Copy out all the lines where "العزيز" shows up.

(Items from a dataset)
****************

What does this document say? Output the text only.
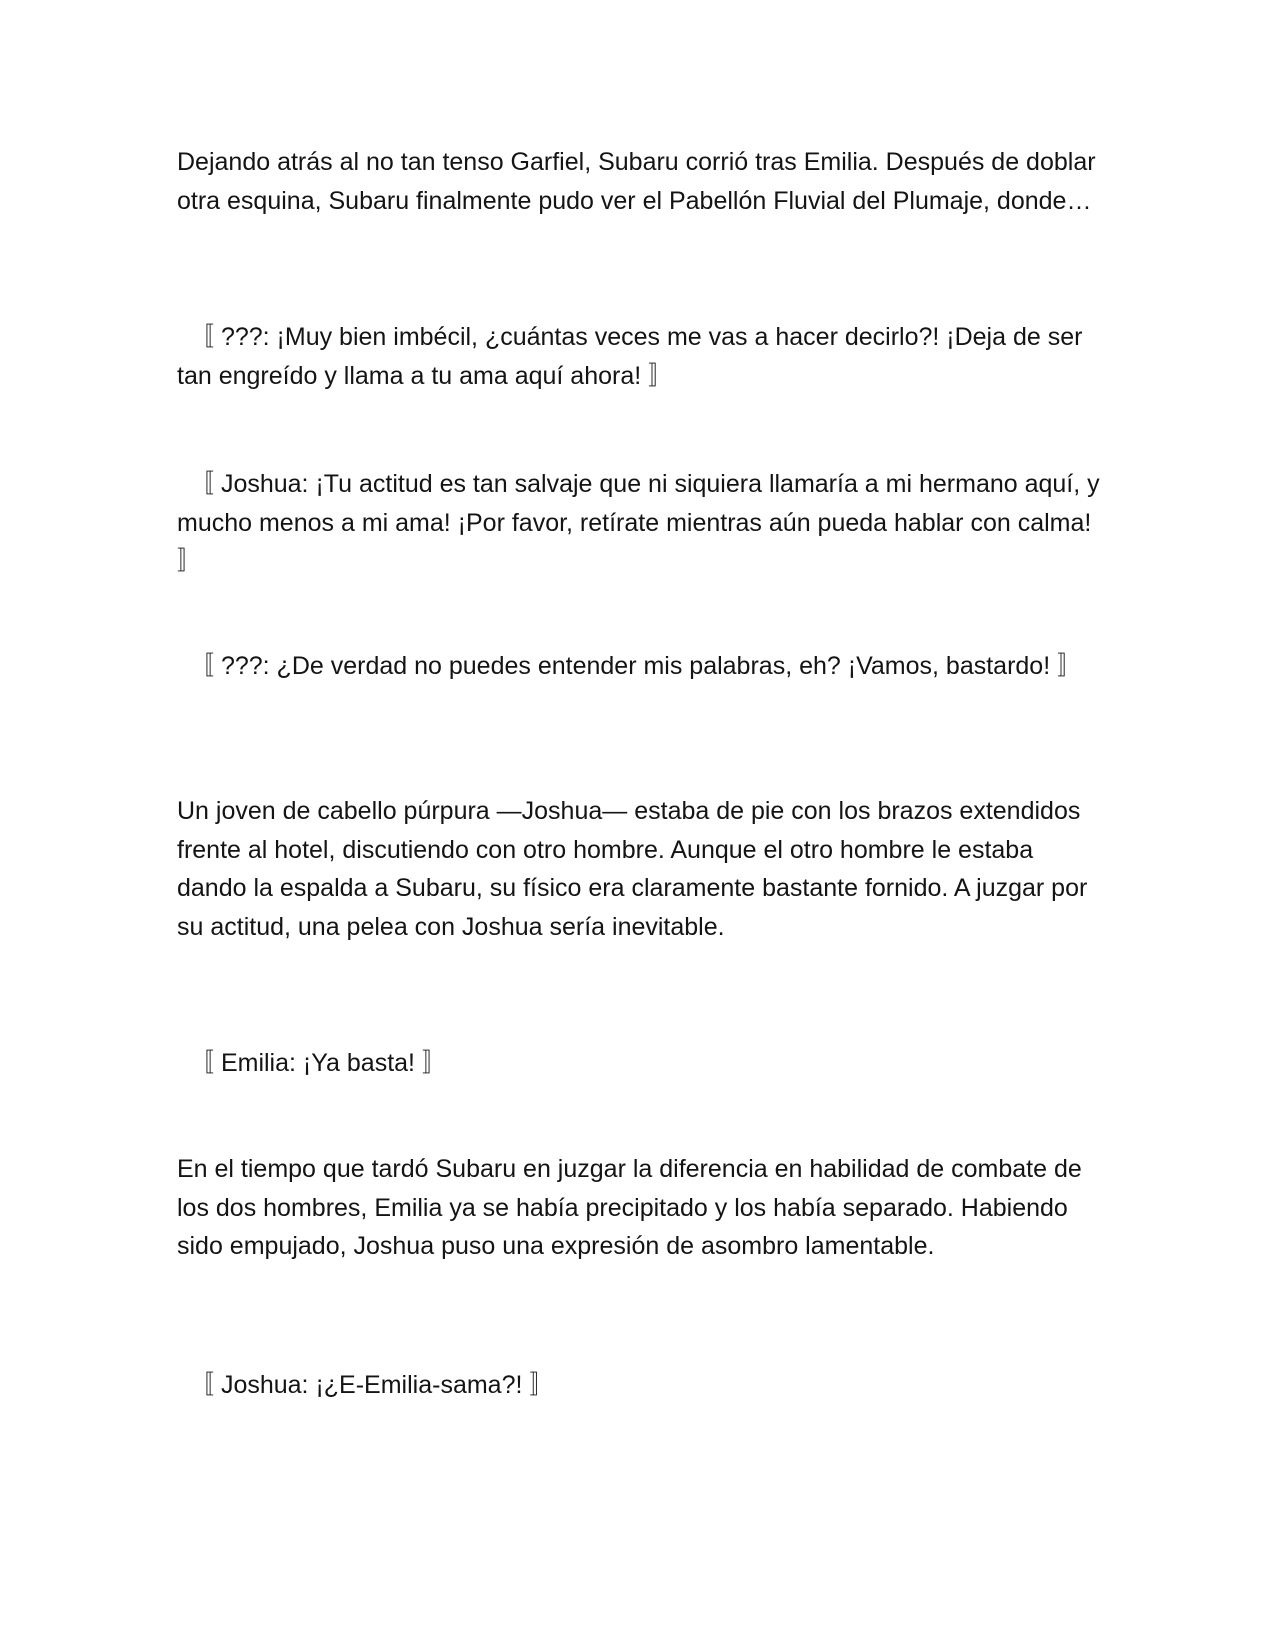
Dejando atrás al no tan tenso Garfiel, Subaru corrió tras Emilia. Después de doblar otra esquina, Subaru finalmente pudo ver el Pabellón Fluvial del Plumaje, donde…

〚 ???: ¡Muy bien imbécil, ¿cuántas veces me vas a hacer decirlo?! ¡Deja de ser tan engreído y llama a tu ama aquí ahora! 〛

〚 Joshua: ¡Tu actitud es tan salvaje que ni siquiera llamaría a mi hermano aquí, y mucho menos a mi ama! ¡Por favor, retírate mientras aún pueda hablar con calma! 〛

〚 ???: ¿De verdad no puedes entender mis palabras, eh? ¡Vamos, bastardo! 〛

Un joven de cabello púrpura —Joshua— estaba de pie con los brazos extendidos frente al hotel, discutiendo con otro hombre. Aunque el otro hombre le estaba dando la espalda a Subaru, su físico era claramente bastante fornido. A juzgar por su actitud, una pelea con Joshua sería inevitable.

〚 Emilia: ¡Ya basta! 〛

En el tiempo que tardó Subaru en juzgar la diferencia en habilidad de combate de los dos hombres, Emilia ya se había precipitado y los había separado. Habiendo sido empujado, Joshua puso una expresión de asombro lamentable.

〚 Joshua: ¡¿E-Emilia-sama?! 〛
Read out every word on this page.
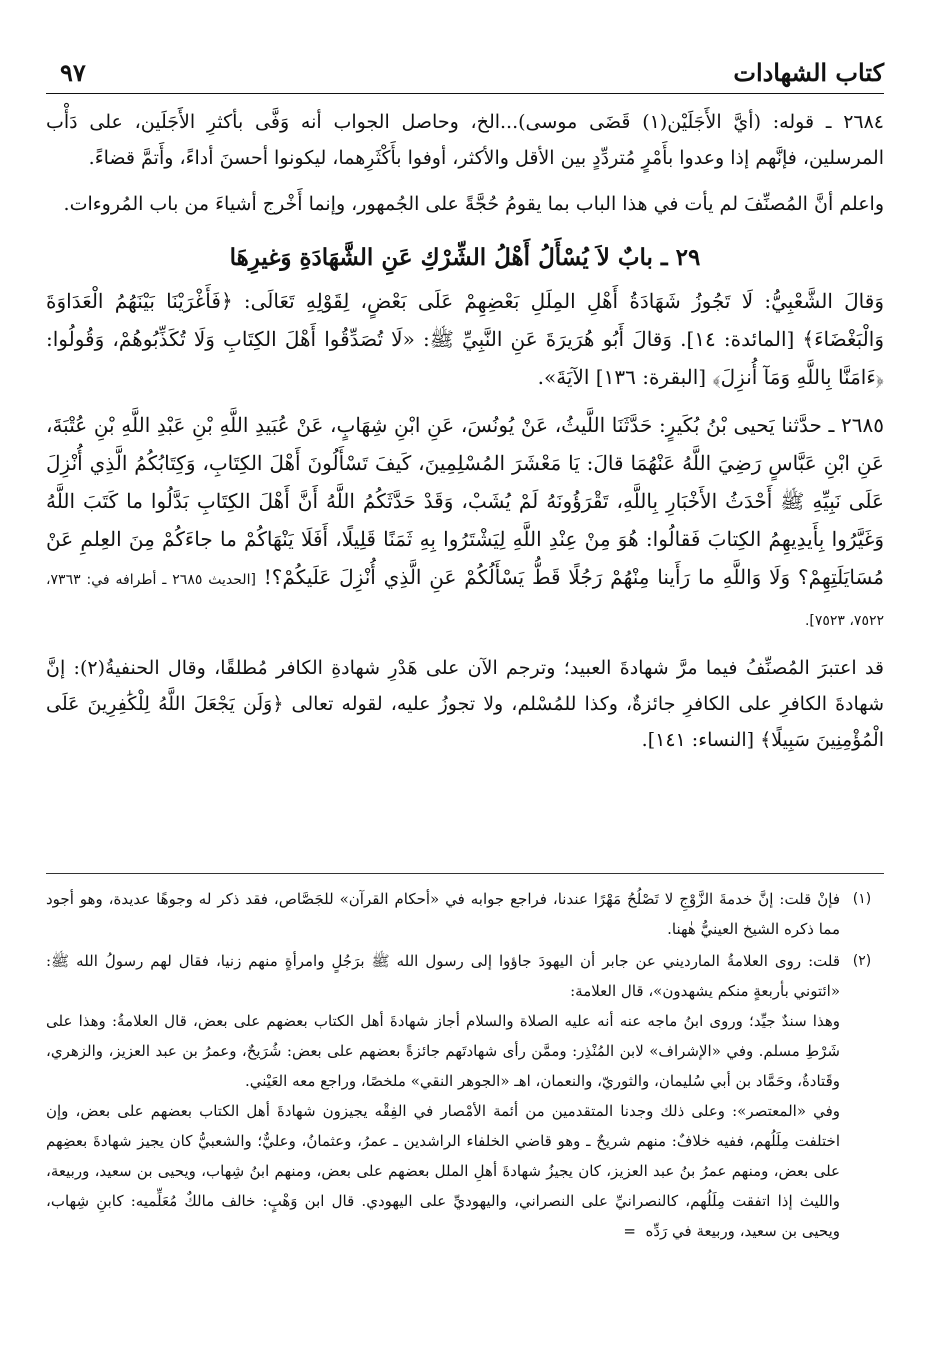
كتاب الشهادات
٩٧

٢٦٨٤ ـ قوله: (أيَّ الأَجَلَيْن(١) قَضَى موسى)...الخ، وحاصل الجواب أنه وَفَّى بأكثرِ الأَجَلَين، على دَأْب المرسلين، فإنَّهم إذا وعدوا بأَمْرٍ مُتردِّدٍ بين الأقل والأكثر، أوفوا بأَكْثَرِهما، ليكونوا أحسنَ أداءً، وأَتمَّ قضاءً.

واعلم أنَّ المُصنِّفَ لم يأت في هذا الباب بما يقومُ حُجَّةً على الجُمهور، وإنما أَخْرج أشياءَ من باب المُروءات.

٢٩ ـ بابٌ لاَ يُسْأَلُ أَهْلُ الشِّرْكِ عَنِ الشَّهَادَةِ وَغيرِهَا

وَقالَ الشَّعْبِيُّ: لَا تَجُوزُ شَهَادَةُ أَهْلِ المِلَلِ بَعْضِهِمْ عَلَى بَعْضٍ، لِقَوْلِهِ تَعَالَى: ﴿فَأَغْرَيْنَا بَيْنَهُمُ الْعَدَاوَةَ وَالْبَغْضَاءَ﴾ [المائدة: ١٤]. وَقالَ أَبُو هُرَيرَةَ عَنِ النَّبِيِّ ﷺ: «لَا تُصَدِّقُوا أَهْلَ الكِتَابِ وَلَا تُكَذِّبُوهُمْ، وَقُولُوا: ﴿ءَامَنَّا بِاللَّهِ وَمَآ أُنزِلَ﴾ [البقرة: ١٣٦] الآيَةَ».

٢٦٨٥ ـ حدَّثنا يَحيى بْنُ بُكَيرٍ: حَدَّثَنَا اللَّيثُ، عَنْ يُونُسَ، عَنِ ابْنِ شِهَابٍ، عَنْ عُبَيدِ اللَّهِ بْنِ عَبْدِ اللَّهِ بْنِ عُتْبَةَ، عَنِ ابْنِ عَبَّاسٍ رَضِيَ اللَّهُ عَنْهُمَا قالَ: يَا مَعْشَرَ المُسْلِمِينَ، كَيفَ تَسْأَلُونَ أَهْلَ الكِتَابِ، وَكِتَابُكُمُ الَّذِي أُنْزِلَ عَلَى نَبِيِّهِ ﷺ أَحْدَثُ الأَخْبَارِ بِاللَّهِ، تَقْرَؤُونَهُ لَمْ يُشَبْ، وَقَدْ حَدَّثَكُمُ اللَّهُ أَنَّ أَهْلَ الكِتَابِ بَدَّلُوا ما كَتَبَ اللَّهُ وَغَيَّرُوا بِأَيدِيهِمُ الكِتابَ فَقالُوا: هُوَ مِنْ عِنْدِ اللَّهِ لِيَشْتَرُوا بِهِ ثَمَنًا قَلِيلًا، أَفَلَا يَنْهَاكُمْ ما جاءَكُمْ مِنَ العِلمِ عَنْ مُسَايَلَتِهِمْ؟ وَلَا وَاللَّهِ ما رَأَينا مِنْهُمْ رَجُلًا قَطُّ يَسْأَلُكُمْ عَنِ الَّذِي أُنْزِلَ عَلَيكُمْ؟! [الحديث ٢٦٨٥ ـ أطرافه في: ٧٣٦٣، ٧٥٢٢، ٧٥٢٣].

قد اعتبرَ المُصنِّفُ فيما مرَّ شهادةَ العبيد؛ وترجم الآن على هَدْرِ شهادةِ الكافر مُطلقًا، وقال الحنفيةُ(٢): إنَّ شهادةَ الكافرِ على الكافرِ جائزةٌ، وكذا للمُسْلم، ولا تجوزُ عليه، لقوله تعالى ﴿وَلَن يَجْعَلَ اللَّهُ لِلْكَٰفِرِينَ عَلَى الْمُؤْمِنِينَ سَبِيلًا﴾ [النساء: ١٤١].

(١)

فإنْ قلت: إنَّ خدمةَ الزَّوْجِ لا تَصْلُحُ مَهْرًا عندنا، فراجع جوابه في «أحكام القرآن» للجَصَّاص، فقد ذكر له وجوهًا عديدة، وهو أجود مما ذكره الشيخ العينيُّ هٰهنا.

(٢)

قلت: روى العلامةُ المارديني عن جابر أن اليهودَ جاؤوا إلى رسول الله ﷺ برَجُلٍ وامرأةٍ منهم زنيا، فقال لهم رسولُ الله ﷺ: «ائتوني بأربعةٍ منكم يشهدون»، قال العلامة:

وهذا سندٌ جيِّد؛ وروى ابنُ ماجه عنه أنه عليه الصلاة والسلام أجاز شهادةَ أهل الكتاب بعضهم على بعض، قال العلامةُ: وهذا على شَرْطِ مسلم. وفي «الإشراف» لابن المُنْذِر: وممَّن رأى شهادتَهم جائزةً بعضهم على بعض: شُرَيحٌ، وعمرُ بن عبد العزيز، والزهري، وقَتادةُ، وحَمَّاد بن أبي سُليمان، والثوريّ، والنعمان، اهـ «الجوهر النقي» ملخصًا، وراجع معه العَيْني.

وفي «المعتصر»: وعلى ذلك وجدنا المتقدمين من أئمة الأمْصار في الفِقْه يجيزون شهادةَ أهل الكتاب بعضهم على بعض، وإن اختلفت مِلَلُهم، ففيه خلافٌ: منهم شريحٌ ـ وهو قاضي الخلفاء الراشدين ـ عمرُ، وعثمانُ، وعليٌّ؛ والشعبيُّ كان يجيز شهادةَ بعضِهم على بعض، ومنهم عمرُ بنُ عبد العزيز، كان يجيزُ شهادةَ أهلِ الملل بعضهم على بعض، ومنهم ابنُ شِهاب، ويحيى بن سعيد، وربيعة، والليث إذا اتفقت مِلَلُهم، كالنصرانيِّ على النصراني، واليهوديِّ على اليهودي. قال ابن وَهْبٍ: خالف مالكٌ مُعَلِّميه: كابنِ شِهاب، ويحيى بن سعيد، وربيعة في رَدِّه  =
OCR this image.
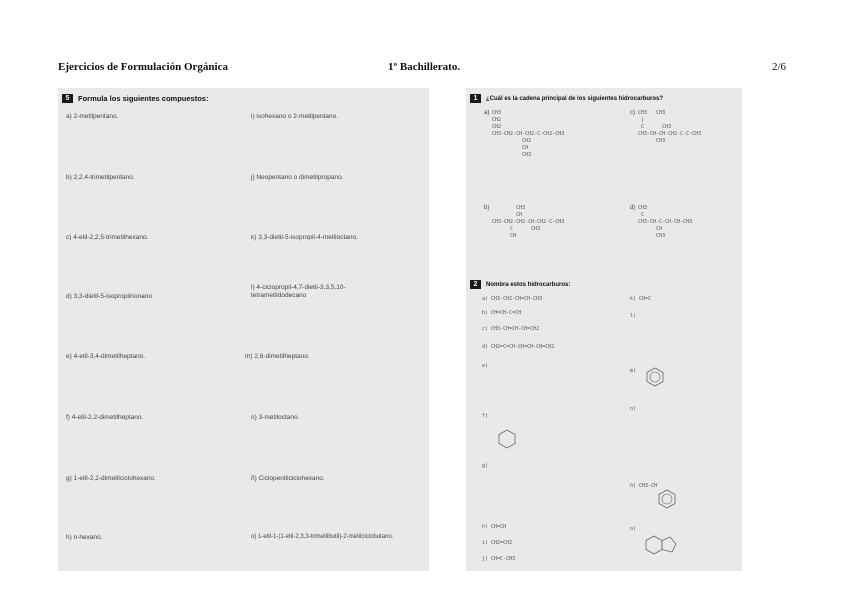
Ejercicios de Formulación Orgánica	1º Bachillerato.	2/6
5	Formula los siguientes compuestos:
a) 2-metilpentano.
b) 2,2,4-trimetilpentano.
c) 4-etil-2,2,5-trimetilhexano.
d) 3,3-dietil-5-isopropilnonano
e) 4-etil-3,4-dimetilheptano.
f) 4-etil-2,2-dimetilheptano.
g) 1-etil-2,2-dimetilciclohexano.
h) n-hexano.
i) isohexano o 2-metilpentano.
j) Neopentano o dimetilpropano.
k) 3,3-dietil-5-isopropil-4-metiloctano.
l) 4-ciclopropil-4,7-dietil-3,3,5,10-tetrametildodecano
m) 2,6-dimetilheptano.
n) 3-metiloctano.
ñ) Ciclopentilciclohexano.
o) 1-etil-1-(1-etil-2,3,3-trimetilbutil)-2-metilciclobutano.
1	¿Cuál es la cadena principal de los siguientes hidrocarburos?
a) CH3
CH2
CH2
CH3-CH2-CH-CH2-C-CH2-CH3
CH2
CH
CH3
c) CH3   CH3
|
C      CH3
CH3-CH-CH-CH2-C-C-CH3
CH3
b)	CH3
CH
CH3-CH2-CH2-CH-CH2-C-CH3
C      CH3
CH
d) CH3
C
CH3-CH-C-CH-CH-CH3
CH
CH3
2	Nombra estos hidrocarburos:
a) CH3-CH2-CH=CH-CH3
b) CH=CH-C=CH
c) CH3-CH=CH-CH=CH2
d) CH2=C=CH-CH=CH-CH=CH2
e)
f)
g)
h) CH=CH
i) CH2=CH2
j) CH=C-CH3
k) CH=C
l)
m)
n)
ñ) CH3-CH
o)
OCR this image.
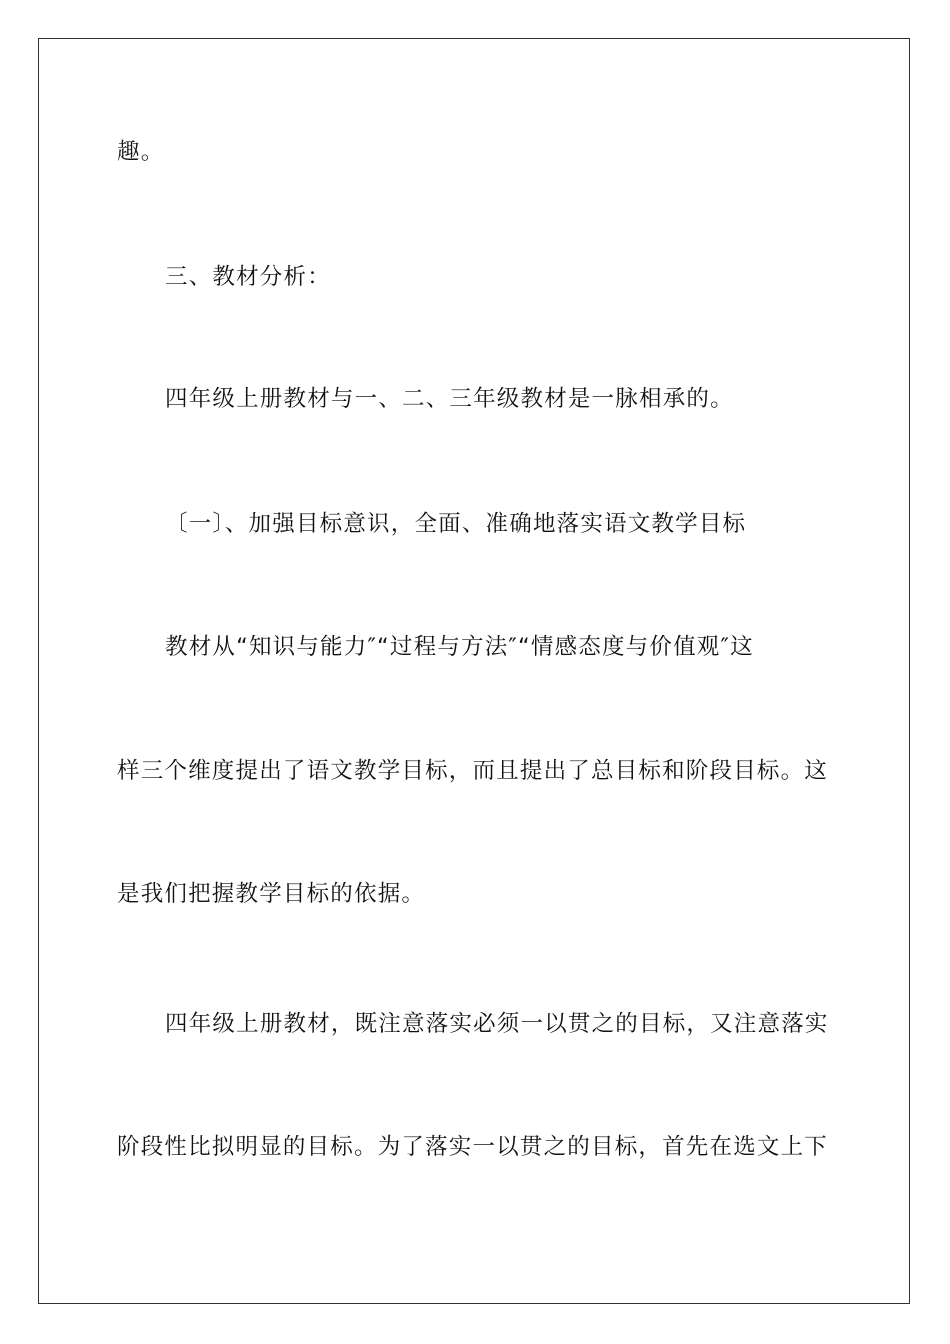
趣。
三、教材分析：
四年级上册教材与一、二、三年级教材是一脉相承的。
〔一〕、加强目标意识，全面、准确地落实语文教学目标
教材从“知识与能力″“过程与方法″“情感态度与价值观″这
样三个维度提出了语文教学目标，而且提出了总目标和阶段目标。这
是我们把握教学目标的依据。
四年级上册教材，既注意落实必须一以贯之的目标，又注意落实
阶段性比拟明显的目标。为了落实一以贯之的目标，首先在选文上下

****************

#### Complete response
وهذا سندٌ جيِّد؛ وروى ابنُ ماجه عنه أنه عليه الصلاة والسلام أجاز شهادةَ أهل الكتاب بعضهم على بعض، قال العلامةُ: وهذا على شَرْطِ مسلم. وفي «الإشراف» لابن المُنْذِر: وممَّن رأى شهادتَهم جائزةً بعضهم على بعض: شُرَيحٌ، وعمرُ بن عبد العزيز، والزهري، وقَتادةُ، وحَمَّاد بن أبي سُليمان، والثوريّ، والنعمان، اهـ «الجوهر النقي» ملخصًا، وراجع معه العَيْني.
وفي «المعتصر»: وعلى ذلك وجدنا المتقدمين من أئمة الأمْصار في الفِقْه يجيزون شهادةَ أهل الكتاب بعضهم على بعض، وإن اختلفت مِلَلُهم، ففيه خلافٌ: منهم شريحٌ ـ وهو قاضي الخلفاء الراشدين ـ عمرُ، وعثمانُ، وعليٌّ؛ والشعبيُّ كان يجيز شهادةَ بعضِهم على بعض، ومنهم عمرُ بنُ عبد العزيز، كان يجيزُ شهادةَ أهلِ الملل بعضهم على بعض، ومنهم ابنُ شِهاب، ويحيى بن سعيد، وربيعة، والليث إذا اتفقت مِلَلُهم، كالنصرانيِّ على النصراني، واليهوديِّ على اليهودي. قال ابن وَهْبٍ: خالف مالكٌ مُعَلِّميه: كابنِ شِهاب، ويحيى بن سعيد، وربيعة في رَدِّه  =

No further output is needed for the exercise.